Data records
START

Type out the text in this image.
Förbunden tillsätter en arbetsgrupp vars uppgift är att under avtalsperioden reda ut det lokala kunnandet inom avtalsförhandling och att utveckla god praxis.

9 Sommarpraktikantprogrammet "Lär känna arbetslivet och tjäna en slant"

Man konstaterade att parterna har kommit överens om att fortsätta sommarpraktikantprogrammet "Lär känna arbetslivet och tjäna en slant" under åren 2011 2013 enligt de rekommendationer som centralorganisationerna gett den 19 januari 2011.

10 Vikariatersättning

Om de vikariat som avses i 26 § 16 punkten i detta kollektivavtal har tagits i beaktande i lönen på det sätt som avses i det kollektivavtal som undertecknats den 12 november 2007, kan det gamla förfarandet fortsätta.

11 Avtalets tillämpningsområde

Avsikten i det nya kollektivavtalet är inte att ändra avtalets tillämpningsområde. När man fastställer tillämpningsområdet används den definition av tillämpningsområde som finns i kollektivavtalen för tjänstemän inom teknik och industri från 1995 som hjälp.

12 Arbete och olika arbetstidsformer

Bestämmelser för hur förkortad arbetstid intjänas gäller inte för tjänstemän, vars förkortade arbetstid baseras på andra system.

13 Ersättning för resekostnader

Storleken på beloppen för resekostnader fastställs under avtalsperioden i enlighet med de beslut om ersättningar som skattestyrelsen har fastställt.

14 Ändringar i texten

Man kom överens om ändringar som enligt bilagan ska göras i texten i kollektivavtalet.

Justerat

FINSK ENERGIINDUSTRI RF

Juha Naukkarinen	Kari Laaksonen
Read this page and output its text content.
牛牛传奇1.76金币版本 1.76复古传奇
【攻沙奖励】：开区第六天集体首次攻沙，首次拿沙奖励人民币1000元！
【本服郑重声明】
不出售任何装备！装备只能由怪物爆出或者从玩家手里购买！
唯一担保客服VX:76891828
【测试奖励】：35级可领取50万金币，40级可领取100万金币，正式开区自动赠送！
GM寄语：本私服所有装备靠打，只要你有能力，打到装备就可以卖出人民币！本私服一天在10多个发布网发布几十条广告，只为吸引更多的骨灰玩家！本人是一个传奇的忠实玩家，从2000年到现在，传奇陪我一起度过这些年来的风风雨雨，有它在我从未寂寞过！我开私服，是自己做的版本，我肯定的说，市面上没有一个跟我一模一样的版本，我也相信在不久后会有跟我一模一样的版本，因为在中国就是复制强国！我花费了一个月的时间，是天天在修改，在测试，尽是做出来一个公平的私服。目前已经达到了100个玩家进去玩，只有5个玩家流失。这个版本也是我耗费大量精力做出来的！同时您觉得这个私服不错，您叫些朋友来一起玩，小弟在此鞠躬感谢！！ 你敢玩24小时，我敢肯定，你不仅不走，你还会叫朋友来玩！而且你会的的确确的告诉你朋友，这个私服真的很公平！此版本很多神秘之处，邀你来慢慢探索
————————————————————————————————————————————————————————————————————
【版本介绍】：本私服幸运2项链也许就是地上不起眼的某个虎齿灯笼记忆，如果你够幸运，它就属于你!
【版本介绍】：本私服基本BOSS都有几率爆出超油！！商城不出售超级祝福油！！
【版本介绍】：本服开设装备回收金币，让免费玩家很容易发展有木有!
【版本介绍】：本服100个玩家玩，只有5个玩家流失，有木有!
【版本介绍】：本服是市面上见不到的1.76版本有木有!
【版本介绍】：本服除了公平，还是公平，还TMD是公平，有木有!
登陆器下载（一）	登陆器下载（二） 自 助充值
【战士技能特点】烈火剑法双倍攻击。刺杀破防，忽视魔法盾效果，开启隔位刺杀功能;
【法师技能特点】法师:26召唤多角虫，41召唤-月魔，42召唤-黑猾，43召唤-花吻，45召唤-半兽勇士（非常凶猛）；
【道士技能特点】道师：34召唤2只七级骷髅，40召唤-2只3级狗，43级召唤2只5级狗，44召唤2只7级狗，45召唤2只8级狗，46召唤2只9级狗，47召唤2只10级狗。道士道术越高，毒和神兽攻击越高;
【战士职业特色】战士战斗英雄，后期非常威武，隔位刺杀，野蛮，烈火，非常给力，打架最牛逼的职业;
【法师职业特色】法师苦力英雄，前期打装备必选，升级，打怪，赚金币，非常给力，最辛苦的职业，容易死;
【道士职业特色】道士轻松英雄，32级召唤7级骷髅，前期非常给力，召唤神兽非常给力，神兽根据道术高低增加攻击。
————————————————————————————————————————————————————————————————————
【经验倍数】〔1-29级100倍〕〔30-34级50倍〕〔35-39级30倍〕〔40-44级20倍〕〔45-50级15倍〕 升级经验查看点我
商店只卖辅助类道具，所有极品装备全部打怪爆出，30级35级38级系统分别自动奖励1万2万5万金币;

END

--- Task instructions ---
Repeat every line of the material exactly as given.

--- Response for this exercise ---
Type out the text in this image.
Förbunden tillsätter en arbetsgrupp vars uppgift är att under avtalsperioden reda ut det lokala kunnandet inom avtalsförhandling och att utveckla god praxis.

9 Sommarpraktikantprogrammet "Lär känna arbetslivet och tjäna en slant"

Man konstaterade att parterna har kommit överens om att fortsätta sommarpraktikantprogrammet "Lär känna arbetslivet och tjäna en slant" under åren 2011 2013 enligt de rekommendationer som centralorganisationerna gett den 19 januari 2011.

10 Vikariatersättning

Om de vikariat som avses i 26 § 16 punkten i detta kollektivavtal har tagits i beaktande i lönen på det sätt som avses i det kollektivavtal som undertecknats den 12 november 2007, kan det gamla förfarandet fortsätta.

11 Avtalets tillämpningsområde

Avsikten i det nya kollektivavtalet är inte att ändra avtalets tillämpningsområde. När man fastställer tillämpningsområdet används den definition av tillämpningsområde som finns i kollektivavtalen för tjänstemän inom teknik och industri från 1995 som hjälp.

12 Arbete och olika arbetstidsformer

Bestämmelser för hur förkortad arbetstid intjänas gäller inte för tjänstemän, vars förkortade arbetstid baseras på andra system.

13 Ersättning för resekostnader

Storleken på beloppen för resekostnader fastställs under avtalsperioden i enlighet med de beslut om ersättningar som skattestyrelsen har fastställt.

14 Ändringar i texten

Man kom överens om ändringar som enligt bilagan ska göras i texten i kollektivavtalet.

Justerat

FINSK ENERGIINDUSTRI RF

Juha Naukkarinen	Kari Laaksonen
Read this page and output its text content.
牛牛传奇1.76金币版本 1.76复古传奇
【攻沙奖励】：开区第六天集体首次攻沙，首次拿沙奖励人民币1000元！
【本服郑重声明】
不出售任何装备！装备只能由怪物爆出或者从玩家手里购买！
唯一担保客服VX:76891828
【测试奖励】：35级可领取50万金币，40级可领取100万金币，正式开区自动赠送！
GM寄语：本私服所有装备靠打，只要你有能力，打到装备就可以卖出人民币！本私服一天在10多个发布网发布几十条广告，只为吸引更多的骨灰玩家！本人是一个传奇的忠实玩家，从2000年到现在，传奇陪我一起度过这些年来的风风雨雨，有它在我从未寂寞过！我开私服，是自己做的版本，我肯定的说，市面上没有一个跟我一模一样的版本，我也相信在不久后会有跟我一模一样的版本，因为在中国就是复制强国！我花费了一个月的时间，是天天在修改，在测试，尽是做出来一个公平的私服。目前已经达到了100个玩家进去玩，只有5个玩家流失。这个版本也是我耗费大量精力做出来的！同时您觉得这个私服不错，您叫些朋友来一起玩，小弟在此鞠躬感谢！！ 你敢玩24小时，我敢肯定，你不仅不走，你还会叫朋友来玩！而且你会的的确确的告诉你朋友，这个私服真的很公平！此版本很多神秘之处，邀你来慢慢探索
————————————————————————————————————————————————————————————————————
【版本介绍】：本私服幸运2项链也许就是地上不起眼的某个虎齿灯笼记忆，如果你够幸运，它就属于你!
【版本介绍】：本私服基本BOSS都有几率爆出超油！！商城不出售超级祝福油！！
【版本介绍】：本服开设装备回收金币，让免费玩家很容易发展有木有!
【版本介绍】：本服100个玩家玩，只有5个玩家流失，有木有!
【版本介绍】：本服是市面上见不到的1.76版本有木有!
【版本介绍】：本服除了公平，还是公平，还TMD是公平，有木有!
登陆器下载（一）	登陆器下载（二） 自 助充值
【战士技能特点】烈火剑法双倍攻击。刺杀破防，忽视魔法盾效果，开启隔位刺杀功能;
【法师技能特点】法师:26召唤多角虫，41召唤-月魔，42召唤-黑猾，43召唤-花吻，45召唤-半兽勇士（非常凶猛）；
【道士技能特点】道师：34召唤2只七级骷髅，40召唤-2只3级狗，43级召唤2只5级狗，44召唤2只7级狗，45召唤2只8级狗，46召唤2只9级狗，47召唤2只10级狗。道士道术越高，毒和神兽攻击越高;
【战士职业特色】战士战斗英雄，后期非常威武，隔位刺杀，野蛮，烈火，非常给力，打架最牛逼的职业;
【法师职业特色】法师苦力英雄，前期打装备必选，升级，打怪，赚金币，非常给力，最辛苦的职业，容易死;
【道士职业特色】道士轻松英雄，32级召唤7级骷髅，前期非常给力，召唤神兽非常给力，神兽根据道术高低增加攻击。
————————————————————————————————————————————————————————————————————
【经验倍数】〔1-29级100倍〕〔30-34级50倍〕〔35-39级30倍〕〔40-44级20倍〕〔45-50级15倍〕 升级经验查看点我
商店只卖辅助类道具，所有极品装备全部打怪爆出，30级35级38级系统分别自动奖励1万2万5万金币;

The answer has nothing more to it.